Instructions to follow: Copy every line of the data in which the word "JSON" occurs.

=======

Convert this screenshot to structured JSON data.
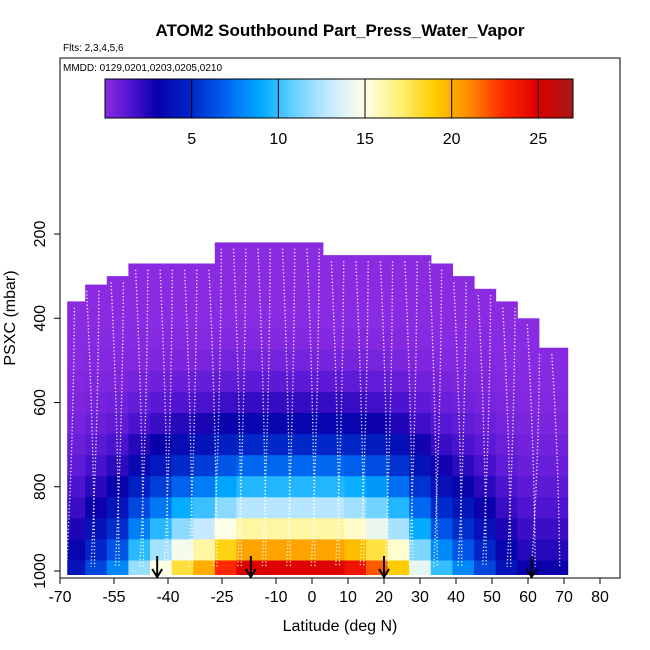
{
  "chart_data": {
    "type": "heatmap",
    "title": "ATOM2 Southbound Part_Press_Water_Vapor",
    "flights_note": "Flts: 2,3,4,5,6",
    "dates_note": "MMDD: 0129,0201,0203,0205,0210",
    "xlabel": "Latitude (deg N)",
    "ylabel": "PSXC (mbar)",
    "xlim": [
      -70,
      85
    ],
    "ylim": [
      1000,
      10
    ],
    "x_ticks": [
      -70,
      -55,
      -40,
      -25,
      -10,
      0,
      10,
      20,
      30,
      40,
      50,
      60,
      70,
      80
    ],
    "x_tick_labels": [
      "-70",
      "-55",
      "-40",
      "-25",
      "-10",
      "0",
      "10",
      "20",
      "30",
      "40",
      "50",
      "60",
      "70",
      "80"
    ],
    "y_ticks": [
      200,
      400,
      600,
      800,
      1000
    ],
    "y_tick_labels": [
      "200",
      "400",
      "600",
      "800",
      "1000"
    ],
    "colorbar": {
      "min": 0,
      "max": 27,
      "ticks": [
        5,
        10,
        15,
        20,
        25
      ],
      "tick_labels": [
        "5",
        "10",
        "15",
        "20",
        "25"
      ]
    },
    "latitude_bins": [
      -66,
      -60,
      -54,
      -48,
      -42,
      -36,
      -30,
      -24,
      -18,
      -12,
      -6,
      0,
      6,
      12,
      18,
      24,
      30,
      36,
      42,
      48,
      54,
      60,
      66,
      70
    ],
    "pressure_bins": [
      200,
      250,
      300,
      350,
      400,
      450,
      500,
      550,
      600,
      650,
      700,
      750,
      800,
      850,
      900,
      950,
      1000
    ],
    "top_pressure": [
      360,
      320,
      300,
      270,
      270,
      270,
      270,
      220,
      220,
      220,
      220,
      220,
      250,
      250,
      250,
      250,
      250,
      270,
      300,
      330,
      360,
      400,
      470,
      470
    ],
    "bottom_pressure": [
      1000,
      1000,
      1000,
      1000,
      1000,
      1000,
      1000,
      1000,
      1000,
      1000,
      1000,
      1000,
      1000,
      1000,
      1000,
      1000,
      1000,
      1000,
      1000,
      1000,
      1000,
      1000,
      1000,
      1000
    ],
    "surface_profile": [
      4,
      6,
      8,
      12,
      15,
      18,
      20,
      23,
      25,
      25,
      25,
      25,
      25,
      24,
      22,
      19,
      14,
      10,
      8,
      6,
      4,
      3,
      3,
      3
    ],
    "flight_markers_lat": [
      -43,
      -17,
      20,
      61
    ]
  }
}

=======

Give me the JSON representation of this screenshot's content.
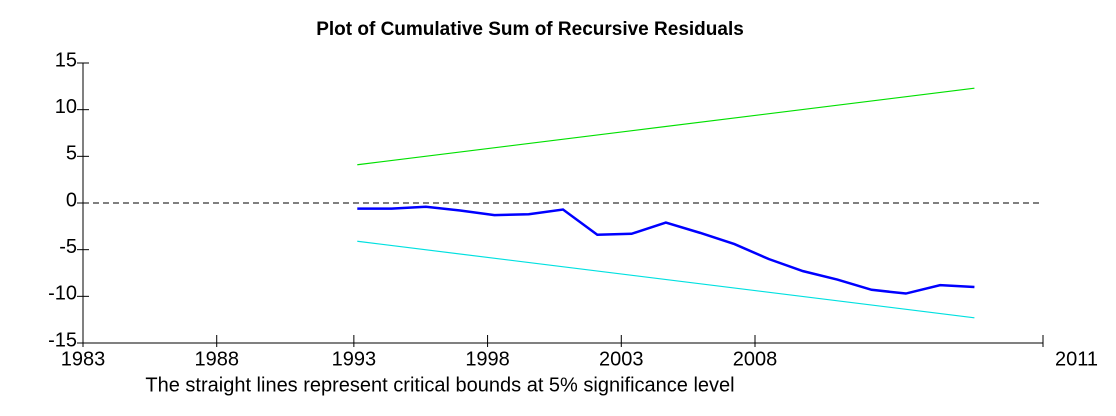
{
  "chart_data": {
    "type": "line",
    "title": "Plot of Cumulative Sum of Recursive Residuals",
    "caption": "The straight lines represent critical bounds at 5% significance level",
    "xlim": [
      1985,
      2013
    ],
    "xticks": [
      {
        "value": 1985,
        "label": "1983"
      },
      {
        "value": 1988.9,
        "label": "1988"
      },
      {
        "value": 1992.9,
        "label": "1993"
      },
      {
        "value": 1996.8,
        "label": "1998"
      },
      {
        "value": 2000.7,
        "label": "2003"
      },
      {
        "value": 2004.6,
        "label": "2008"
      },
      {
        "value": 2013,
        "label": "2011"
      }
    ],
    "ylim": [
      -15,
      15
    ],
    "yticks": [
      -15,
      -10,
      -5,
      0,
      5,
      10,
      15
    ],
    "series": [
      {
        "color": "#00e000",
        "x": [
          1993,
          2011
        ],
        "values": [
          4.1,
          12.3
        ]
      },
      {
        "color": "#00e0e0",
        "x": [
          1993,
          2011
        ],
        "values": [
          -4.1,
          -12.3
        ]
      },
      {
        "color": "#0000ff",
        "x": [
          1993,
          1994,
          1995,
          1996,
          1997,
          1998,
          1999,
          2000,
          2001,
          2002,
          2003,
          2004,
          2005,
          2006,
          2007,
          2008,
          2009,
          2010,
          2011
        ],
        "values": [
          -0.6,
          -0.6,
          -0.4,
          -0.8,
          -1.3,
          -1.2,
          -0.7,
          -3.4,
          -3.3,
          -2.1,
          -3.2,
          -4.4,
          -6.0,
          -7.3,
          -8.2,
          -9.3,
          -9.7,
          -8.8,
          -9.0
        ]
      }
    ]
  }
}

=======

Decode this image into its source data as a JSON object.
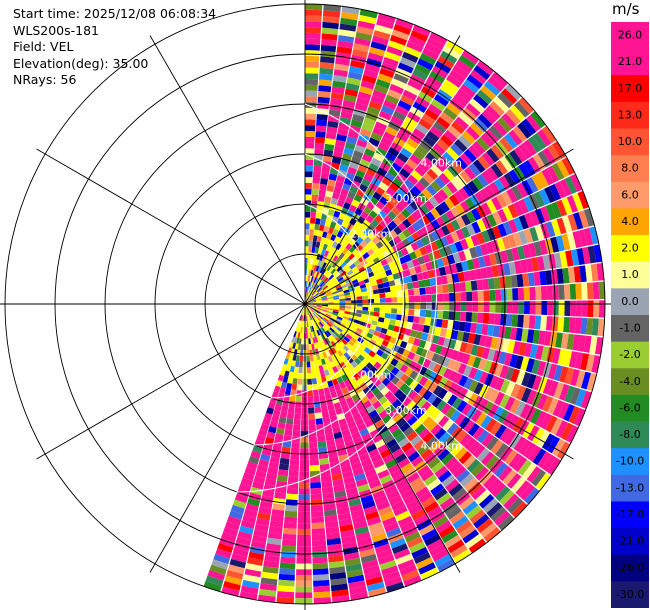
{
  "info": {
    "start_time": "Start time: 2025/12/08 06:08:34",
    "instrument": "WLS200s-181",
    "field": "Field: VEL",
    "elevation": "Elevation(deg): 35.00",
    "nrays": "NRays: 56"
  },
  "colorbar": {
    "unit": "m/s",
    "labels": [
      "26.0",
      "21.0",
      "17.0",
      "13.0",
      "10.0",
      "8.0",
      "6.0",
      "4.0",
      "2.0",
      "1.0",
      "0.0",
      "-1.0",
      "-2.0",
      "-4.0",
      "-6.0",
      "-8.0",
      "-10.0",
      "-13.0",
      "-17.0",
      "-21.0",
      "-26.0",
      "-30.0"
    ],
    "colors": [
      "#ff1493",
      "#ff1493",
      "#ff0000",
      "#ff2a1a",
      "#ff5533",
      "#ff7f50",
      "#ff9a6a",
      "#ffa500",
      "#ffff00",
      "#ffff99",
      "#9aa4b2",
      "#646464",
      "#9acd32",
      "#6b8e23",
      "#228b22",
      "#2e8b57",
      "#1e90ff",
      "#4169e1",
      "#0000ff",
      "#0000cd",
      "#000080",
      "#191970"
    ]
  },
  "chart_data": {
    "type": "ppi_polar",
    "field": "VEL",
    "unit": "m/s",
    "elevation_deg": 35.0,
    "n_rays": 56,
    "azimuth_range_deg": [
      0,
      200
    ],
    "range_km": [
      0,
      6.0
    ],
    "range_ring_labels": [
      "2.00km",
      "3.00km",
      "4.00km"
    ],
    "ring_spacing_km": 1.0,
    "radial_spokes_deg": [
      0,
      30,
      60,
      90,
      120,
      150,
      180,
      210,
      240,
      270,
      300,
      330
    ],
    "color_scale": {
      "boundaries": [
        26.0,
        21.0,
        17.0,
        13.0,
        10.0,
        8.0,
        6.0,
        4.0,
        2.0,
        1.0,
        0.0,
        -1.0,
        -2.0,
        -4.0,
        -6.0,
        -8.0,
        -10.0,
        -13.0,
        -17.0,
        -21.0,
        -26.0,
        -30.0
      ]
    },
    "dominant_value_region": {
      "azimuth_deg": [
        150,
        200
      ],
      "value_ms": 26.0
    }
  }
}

=======

Solution for this exercise:
Convert this screenshot to structured JSON data.
Give me the JSON representation of this screenshot's content.
Decode this image into its source data as a JSON object.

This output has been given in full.